Exercise material:
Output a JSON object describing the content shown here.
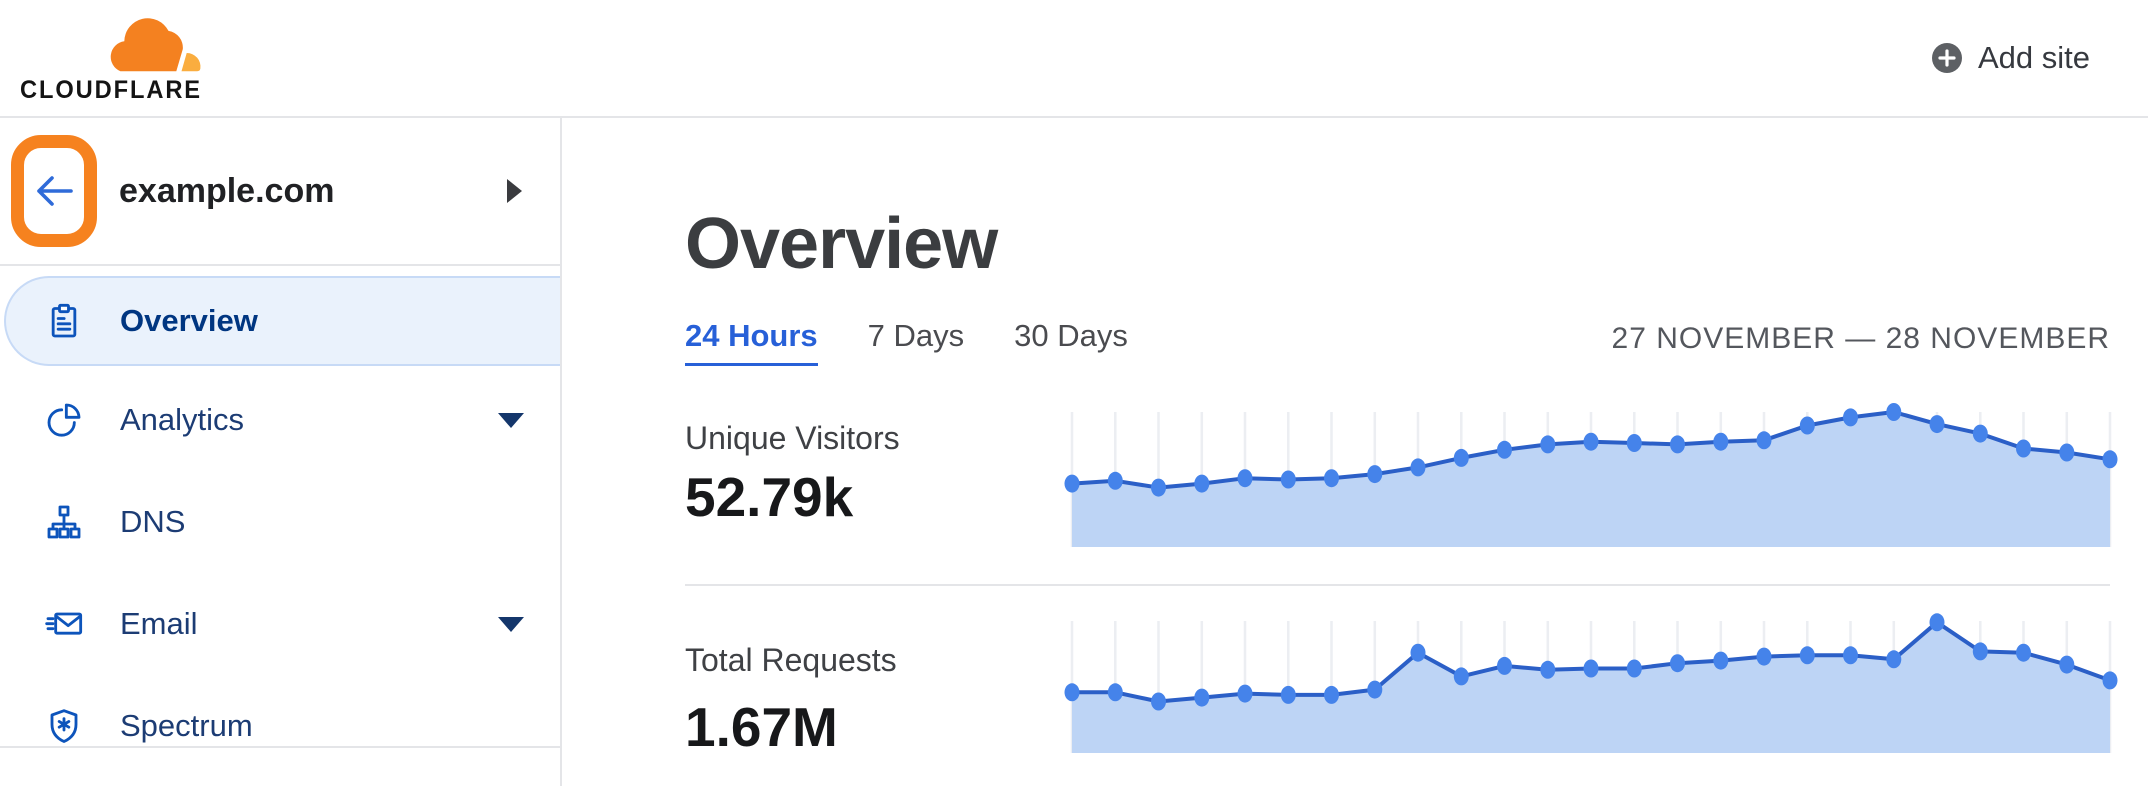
{
  "header": {
    "logo_text": "CLOUDFLARE",
    "add_site_label": "Add site"
  },
  "sidebar": {
    "site_name": "example.com",
    "items": [
      {
        "label": "Overview",
        "icon": "clipboard-icon",
        "selected": true,
        "has_caret": false
      },
      {
        "label": "Analytics",
        "icon": "pie-chart-icon",
        "selected": false,
        "has_caret": true
      },
      {
        "label": "DNS",
        "icon": "sitemap-icon",
        "selected": false,
        "has_caret": false
      },
      {
        "label": "Email",
        "icon": "email-icon",
        "selected": false,
        "has_caret": true
      },
      {
        "label": "Spectrum",
        "icon": "shield-icon",
        "selected": false,
        "has_caret": false
      }
    ]
  },
  "main": {
    "title": "Overview",
    "tabs": [
      {
        "label": "24 Hours",
        "active": true
      },
      {
        "label": "7 Days",
        "active": false
      },
      {
        "label": "30 Days",
        "active": false
      }
    ],
    "date_range": "27 NOVEMBER — 28 NOVEMBER",
    "metrics": [
      {
        "label": "Unique Visitors",
        "value": "52.79k"
      },
      {
        "label": "Total Requests",
        "value": "1.67M"
      }
    ]
  },
  "colors": {
    "brand_orange": "#f6821f",
    "logo_orange_dark": "#f48120",
    "logo_orange_light": "#faad3f",
    "link_blue": "#2760d8",
    "nav_icon_blue": "#0d54bb",
    "nav_text_navy": "#1c3c74",
    "selected_nav_text": "#003681",
    "divider_gray": "#e4e5e8"
  },
  "chart_data": [
    {
      "type": "area",
      "title": "Unique Visitors",
      "total_label": "52.79k",
      "x_description": "25 hourly points, 24 Hours view, 27–28 November (no axis labels shown)",
      "values_relative": [
        0.47,
        0.49,
        0.44,
        0.47,
        0.51,
        0.5,
        0.51,
        0.54,
        0.59,
        0.66,
        0.72,
        0.76,
        0.78,
        0.77,
        0.76,
        0.78,
        0.79,
        0.9,
        0.96,
        1.0,
        0.91,
        0.84,
        0.73,
        0.7,
        0.65
      ],
      "ylim": [
        0,
        1
      ],
      "legend": "none",
      "grid": "vertical line per point",
      "line_color": "#2b5fc7",
      "dot_color": "#4583ea",
      "fill_color": "#bdd4f5",
      "grid_color": "#eceef2"
    },
    {
      "type": "area",
      "title": "Total Requests",
      "total_label": "1.67M",
      "x_description": "25 hourly points, 24 Hours view, 27–28 November (no axis labels shown)",
      "values_relative": [
        0.46,
        0.46,
        0.39,
        0.42,
        0.45,
        0.44,
        0.44,
        0.48,
        0.76,
        0.58,
        0.66,
        0.63,
        0.64,
        0.64,
        0.68,
        0.7,
        0.73,
        0.74,
        0.74,
        0.71,
        0.99,
        0.77,
        0.76,
        0.67,
        0.55
      ],
      "ylim": [
        0,
        1
      ],
      "legend": "none",
      "grid": "vertical line per point",
      "line_color": "#2b5fc7",
      "dot_color": "#4583ea",
      "fill_color": "#bdd4f5",
      "grid_color": "#eceef2"
    }
  ]
}
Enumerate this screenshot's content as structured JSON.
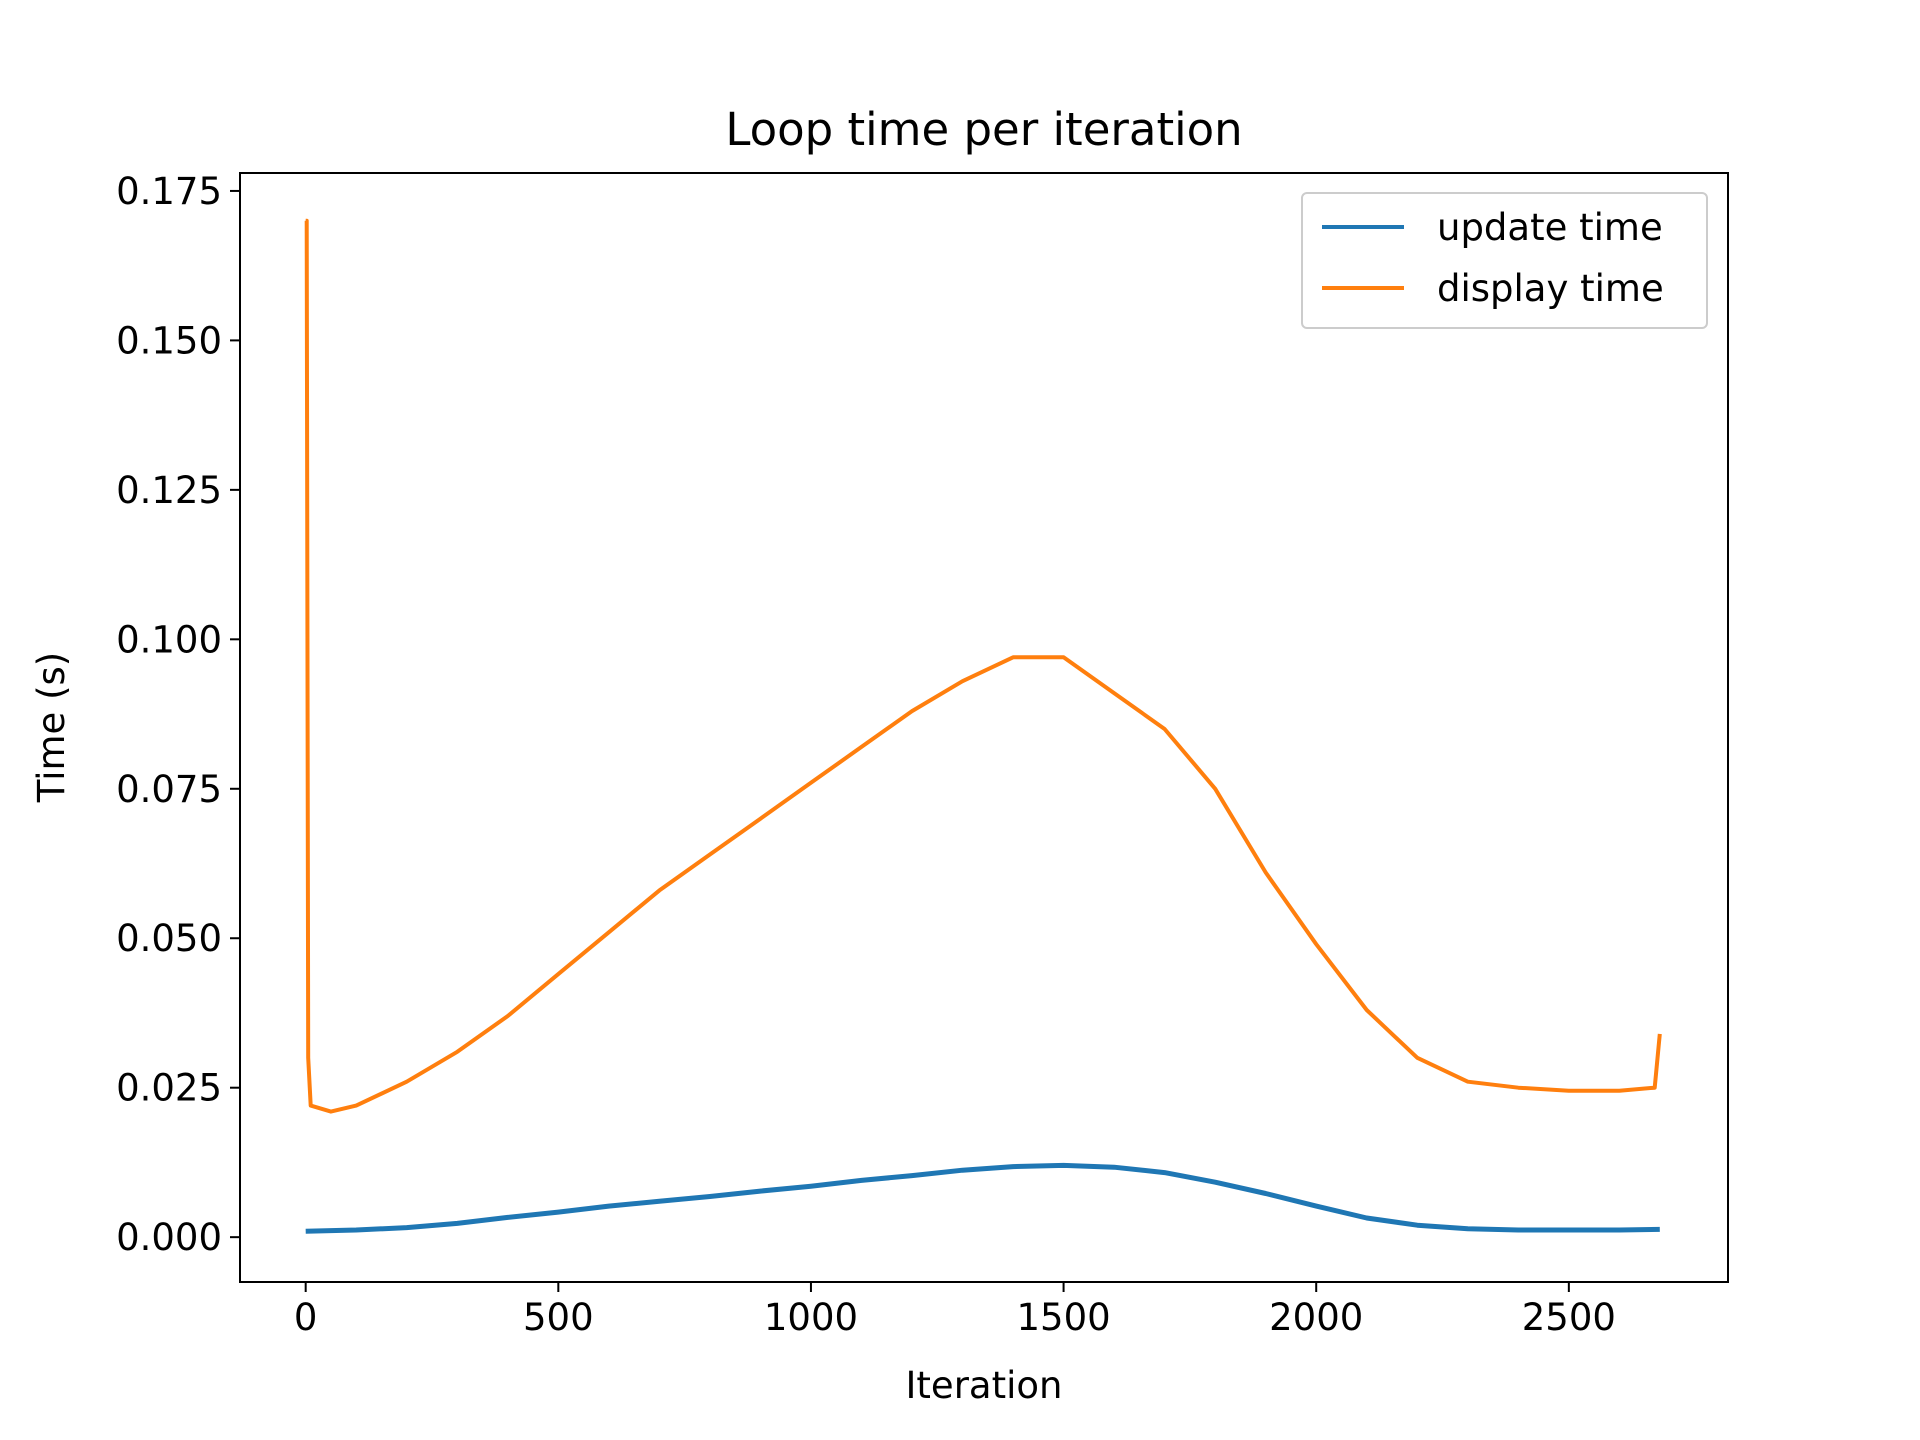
{
  "chart_data": {
    "type": "line",
    "title": "Loop time per iteration",
    "xlabel": "Iteration",
    "ylabel": "Time (s)",
    "xlim": [
      -130,
      2815
    ],
    "ylim": [
      -0.0075,
      0.178
    ],
    "xticks": [
      0,
      500,
      1000,
      1500,
      2000,
      2500
    ],
    "xtick_labels": [
      "0",
      "500",
      "1000",
      "1500",
      "2000",
      "2500"
    ],
    "yticks": [
      0.0,
      0.025,
      0.05,
      0.075,
      0.1,
      0.125,
      0.15,
      0.175
    ],
    "ytick_labels": [
      "0.000",
      "0.025",
      "0.050",
      "0.075",
      "0.100",
      "0.125",
      "0.150",
      "0.175"
    ],
    "grid": false,
    "legend_position": "top-right",
    "series": [
      {
        "name": "update time",
        "color": "#1f77b4",
        "x": [
          0,
          100,
          200,
          300,
          400,
          500,
          600,
          700,
          800,
          900,
          1000,
          1100,
          1200,
          1300,
          1400,
          1500,
          1600,
          1700,
          1800,
          1900,
          2000,
          2100,
          2200,
          2300,
          2400,
          2500,
          2600,
          2680
        ],
        "y": [
          0.001,
          0.0012,
          0.0016,
          0.0023,
          0.0033,
          0.0042,
          0.0052,
          0.006,
          0.0068,
          0.0077,
          0.0085,
          0.0095,
          0.0103,
          0.0112,
          0.0118,
          0.012,
          0.0117,
          0.0108,
          0.0092,
          0.0073,
          0.0052,
          0.0032,
          0.002,
          0.0014,
          0.0012,
          0.0012,
          0.0012,
          0.0013
        ]
      },
      {
        "name": "display time",
        "color": "#ff7f0e",
        "x": [
          0,
          2,
          5,
          10,
          50,
          100,
          200,
          300,
          400,
          500,
          600,
          700,
          800,
          900,
          1000,
          1100,
          1200,
          1300,
          1400,
          1500,
          1600,
          1700,
          1800,
          1900,
          2000,
          2100,
          2200,
          2300,
          2400,
          2500,
          2600,
          2670,
          2680
        ],
        "y": [
          0.17,
          0.17,
          0.03,
          0.022,
          0.021,
          0.022,
          0.026,
          0.031,
          0.037,
          0.044,
          0.051,
          0.058,
          0.064,
          0.07,
          0.076,
          0.082,
          0.088,
          0.093,
          0.097,
          0.097,
          0.091,
          0.085,
          0.075,
          0.061,
          0.049,
          0.038,
          0.03,
          0.026,
          0.025,
          0.0245,
          0.0245,
          0.025,
          0.034
        ]
      }
    ]
  }
}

Aim of the task:
Return every line holding the word "Unique" from the records.

Written response:
        "label": "Unique Visitors",
      "title": "Unique Visitors",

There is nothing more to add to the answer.